*What the task asks*: Gather every line in the records below that contains the word "index".

Source records:
···

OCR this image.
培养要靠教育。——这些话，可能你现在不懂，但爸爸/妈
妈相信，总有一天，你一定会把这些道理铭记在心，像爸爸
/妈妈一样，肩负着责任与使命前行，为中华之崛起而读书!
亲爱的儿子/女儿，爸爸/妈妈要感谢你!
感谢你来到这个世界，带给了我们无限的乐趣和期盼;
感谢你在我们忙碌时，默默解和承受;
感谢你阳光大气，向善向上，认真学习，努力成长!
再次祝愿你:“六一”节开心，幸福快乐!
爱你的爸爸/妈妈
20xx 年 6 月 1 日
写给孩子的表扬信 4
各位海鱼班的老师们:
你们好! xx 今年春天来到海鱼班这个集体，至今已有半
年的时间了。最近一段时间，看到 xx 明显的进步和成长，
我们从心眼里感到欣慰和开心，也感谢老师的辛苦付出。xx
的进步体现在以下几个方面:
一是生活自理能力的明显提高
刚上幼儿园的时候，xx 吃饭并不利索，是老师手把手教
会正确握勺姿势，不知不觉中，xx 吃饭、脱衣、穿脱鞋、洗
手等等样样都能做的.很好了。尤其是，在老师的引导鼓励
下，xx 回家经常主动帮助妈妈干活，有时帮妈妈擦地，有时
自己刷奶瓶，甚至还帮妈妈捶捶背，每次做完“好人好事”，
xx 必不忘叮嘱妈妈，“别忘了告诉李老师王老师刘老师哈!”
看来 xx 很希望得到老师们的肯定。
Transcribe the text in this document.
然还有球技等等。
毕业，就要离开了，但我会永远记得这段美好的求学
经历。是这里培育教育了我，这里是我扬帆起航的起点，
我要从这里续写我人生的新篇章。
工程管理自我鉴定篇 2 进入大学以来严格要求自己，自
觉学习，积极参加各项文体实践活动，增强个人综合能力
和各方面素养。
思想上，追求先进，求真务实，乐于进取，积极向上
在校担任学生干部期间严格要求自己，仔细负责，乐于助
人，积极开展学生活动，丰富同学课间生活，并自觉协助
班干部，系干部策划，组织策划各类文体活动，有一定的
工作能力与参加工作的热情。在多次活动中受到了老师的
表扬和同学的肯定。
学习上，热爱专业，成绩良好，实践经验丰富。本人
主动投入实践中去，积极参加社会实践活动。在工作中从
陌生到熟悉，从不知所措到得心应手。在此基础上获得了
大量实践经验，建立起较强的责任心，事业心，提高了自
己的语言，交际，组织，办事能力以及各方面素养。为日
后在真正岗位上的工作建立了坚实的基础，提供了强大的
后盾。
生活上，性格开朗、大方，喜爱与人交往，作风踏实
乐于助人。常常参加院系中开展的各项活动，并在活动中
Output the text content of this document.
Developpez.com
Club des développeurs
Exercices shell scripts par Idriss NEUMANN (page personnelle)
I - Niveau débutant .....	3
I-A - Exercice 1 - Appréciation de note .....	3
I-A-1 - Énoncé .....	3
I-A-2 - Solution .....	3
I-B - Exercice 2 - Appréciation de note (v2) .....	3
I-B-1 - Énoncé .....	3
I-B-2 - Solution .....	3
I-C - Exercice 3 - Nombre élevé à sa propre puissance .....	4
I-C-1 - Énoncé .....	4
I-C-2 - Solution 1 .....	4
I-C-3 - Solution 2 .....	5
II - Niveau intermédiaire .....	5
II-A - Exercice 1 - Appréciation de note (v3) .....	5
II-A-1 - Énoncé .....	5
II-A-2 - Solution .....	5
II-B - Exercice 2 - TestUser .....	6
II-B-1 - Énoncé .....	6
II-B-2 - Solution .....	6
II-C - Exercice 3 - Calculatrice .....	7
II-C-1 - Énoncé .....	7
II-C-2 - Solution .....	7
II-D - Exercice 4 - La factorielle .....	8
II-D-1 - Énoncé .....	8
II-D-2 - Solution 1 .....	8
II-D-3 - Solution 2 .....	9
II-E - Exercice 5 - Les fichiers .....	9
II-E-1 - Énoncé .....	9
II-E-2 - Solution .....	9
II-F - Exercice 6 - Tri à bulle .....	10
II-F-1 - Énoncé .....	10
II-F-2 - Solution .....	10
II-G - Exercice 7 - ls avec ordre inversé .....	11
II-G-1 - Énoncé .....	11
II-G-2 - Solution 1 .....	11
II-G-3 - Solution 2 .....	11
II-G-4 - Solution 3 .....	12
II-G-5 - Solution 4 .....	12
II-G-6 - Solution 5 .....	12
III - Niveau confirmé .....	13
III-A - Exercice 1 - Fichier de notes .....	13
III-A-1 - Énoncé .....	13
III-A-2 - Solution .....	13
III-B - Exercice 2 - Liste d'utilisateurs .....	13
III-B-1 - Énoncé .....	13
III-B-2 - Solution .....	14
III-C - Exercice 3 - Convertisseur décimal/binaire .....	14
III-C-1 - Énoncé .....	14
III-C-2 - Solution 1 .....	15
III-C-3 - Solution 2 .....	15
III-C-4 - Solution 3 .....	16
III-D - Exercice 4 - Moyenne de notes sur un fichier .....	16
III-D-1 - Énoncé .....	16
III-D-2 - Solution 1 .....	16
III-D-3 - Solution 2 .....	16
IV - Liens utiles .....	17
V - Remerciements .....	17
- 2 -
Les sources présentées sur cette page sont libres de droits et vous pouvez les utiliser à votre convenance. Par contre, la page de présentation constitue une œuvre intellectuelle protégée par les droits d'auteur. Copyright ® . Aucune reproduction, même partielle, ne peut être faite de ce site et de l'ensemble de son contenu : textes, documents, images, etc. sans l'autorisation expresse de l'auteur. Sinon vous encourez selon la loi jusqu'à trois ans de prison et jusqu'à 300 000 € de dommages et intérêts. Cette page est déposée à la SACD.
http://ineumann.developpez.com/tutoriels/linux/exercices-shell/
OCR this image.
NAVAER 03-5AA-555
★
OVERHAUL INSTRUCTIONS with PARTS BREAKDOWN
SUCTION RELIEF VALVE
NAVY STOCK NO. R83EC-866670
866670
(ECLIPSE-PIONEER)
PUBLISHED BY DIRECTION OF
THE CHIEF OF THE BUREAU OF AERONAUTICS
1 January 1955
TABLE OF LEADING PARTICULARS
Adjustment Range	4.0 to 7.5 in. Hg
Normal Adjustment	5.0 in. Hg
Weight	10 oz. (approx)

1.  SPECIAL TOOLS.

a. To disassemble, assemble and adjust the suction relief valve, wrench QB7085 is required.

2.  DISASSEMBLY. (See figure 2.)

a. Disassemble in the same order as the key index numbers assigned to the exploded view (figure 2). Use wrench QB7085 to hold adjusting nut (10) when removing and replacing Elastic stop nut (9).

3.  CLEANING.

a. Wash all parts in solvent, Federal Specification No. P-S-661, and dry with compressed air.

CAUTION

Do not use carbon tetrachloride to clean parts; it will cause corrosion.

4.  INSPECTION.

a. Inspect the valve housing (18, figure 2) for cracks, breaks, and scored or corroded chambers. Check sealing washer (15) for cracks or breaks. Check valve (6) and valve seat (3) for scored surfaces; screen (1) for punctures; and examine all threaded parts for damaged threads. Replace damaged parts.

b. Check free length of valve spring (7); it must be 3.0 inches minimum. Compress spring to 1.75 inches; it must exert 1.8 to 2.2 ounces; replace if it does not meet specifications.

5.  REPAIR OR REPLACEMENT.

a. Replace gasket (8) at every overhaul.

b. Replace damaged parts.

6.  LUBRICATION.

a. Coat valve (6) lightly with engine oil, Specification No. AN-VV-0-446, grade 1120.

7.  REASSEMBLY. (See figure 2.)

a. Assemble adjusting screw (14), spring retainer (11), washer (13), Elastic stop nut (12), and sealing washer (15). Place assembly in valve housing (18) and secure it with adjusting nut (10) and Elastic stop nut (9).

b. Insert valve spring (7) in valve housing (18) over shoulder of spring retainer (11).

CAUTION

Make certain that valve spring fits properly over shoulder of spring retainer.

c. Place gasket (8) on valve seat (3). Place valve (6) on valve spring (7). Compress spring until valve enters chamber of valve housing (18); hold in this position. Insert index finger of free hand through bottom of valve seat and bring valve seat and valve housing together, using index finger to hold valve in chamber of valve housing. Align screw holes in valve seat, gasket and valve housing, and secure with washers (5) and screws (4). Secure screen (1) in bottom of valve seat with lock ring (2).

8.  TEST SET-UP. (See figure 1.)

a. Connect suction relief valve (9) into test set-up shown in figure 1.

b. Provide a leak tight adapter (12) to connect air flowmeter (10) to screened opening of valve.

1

···

*Exercise answer*:
a. Disassemble in the same order as the key index numbers assigned to the exploded view (figure 2). Use wrench QB7085 to hold adjusting nut (10) when removing and replacing Elastic stop nut (9).
c. Place gasket (8) on valve seat (3). Place valve (6) on valve spring (7). Compress spring until valve enters chamber of valve housing (18); hold in this position. Insert index finger of free hand through bottom of valve seat and bring valve seat and valve housing together, using index finger to hold valve in chamber of valve housing. Align screw holes in valve seat, gasket and valve housing, and secure with washers (5) and screws (4). Secure screen (1) in bottom of valve seat with lock ring (2).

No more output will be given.